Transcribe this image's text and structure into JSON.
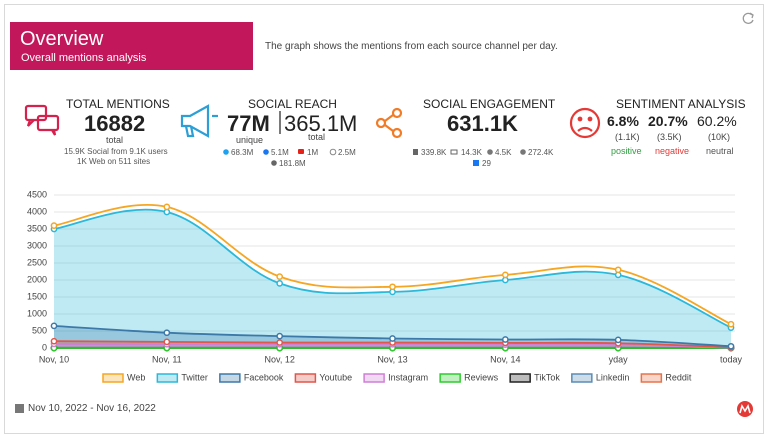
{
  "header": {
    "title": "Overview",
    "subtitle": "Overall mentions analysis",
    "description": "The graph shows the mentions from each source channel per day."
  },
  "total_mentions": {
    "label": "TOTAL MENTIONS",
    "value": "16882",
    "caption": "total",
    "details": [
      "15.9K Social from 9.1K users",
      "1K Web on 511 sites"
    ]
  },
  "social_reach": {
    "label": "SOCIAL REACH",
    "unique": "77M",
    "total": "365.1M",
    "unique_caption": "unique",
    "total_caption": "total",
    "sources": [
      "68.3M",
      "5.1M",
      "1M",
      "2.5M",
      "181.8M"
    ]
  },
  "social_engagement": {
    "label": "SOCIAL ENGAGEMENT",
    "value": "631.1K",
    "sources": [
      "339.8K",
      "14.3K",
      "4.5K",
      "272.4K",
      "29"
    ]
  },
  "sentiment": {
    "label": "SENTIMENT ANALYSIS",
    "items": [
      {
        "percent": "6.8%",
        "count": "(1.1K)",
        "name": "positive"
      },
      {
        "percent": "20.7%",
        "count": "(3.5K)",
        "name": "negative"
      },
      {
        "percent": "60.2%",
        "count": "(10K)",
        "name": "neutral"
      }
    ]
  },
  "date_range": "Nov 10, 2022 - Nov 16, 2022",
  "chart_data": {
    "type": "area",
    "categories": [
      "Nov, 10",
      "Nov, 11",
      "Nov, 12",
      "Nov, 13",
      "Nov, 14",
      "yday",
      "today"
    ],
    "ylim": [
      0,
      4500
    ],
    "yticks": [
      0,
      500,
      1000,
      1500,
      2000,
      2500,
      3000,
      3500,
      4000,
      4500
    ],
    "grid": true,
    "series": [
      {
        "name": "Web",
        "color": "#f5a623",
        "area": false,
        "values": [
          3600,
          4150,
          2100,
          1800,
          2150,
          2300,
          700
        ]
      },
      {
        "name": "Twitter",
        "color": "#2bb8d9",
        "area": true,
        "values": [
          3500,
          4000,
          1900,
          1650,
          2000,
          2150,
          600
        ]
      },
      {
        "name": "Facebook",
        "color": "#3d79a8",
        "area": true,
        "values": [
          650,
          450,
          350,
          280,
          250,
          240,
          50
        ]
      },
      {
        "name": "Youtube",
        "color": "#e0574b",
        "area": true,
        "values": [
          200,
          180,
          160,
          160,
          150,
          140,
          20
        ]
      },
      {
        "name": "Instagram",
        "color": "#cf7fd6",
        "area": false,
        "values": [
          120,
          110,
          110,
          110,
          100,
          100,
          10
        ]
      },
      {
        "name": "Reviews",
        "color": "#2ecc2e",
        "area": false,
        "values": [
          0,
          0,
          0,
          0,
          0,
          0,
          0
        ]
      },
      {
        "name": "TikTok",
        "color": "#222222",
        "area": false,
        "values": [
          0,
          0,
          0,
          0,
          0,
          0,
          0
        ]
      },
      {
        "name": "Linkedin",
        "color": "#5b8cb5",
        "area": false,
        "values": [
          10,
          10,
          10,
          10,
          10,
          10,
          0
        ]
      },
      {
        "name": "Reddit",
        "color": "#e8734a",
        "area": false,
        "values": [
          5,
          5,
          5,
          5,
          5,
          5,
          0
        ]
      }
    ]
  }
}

- What the task requires -
Leave out the pictures and transcribe the entries above exactly.

- Response to the task -
Transcribe this image's text and structure into JSON.
{
  "header": {
    "title": "Overview",
    "subtitle": "Overall mentions analysis",
    "description": "The graph shows the mentions from each source channel per day."
  },
  "total_mentions": {
    "label": "TOTAL MENTIONS",
    "value": "16882",
    "caption": "total",
    "details": [
      "15.9K Social from 9.1K users",
      "1K Web on 511 sites"
    ]
  },
  "social_reach": {
    "label": "SOCIAL REACH",
    "unique": "77M",
    "total": "365.1M",
    "unique_caption": "unique",
    "total_caption": "total",
    "sources": [
      "68.3M",
      "5.1M",
      "1M",
      "2.5M",
      "181.8M"
    ]
  },
  "social_engagement": {
    "label": "SOCIAL ENGAGEMENT",
    "value": "631.1K",
    "sources": [
      "339.8K",
      "14.3K",
      "4.5K",
      "272.4K",
      "29"
    ]
  },
  "sentiment": {
    "label": "SENTIMENT ANALYSIS",
    "items": [
      {
        "percent": "6.8%",
        "count": "(1.1K)",
        "name": "positive"
      },
      {
        "percent": "20.7%",
        "count": "(3.5K)",
        "name": "negative"
      },
      {
        "percent": "60.2%",
        "count": "(10K)",
        "name": "neutral"
      }
    ]
  },
  "date_range": "Nov 10, 2022 - Nov 16, 2022",
  "chart_data": {
    "type": "area",
    "categories": [
      "Nov, 10",
      "Nov, 11",
      "Nov, 12",
      "Nov, 13",
      "Nov, 14",
      "yday",
      "today"
    ],
    "ylim": [
      0,
      4500
    ],
    "yticks": [
      0,
      500,
      1000,
      1500,
      2000,
      2500,
      3000,
      3500,
      4000,
      4500
    ],
    "grid": true,
    "series": [
      {
        "name": "Web",
        "color": "#f5a623",
        "area": false,
        "values": [
          3600,
          4150,
          2100,
          1800,
          2150,
          2300,
          700
        ]
      },
      {
        "name": "Twitter",
        "color": "#2bb8d9",
        "area": true,
        "values": [
          3500,
          4000,
          1900,
          1650,
          2000,
          2150,
          600
        ]
      },
      {
        "name": "Facebook",
        "color": "#3d79a8",
        "area": true,
        "values": [
          650,
          450,
          350,
          280,
          250,
          240,
          50
        ]
      },
      {
        "name": "Youtube",
        "color": "#e0574b",
        "area": true,
        "values": [
          200,
          180,
          160,
          160,
          150,
          140,
          20
        ]
      },
      {
        "name": "Instagram",
        "color": "#cf7fd6",
        "area": false,
        "values": [
          120,
          110,
          110,
          110,
          100,
          100,
          10
        ]
      },
      {
        "name": "Reviews",
        "color": "#2ecc2e",
        "area": false,
        "values": [
          0,
          0,
          0,
          0,
          0,
          0,
          0
        ]
      },
      {
        "name": "TikTok",
        "color": "#222222",
        "area": false,
        "values": [
          0,
          0,
          0,
          0,
          0,
          0,
          0
        ]
      },
      {
        "name": "Linkedin",
        "color": "#5b8cb5",
        "area": false,
        "values": [
          10,
          10,
          10,
          10,
          10,
          10,
          0
        ]
      },
      {
        "name": "Reddit",
        "color": "#e8734a",
        "area": false,
        "values": [
          5,
          5,
          5,
          5,
          5,
          5,
          0
        ]
      }
    ]
  }
}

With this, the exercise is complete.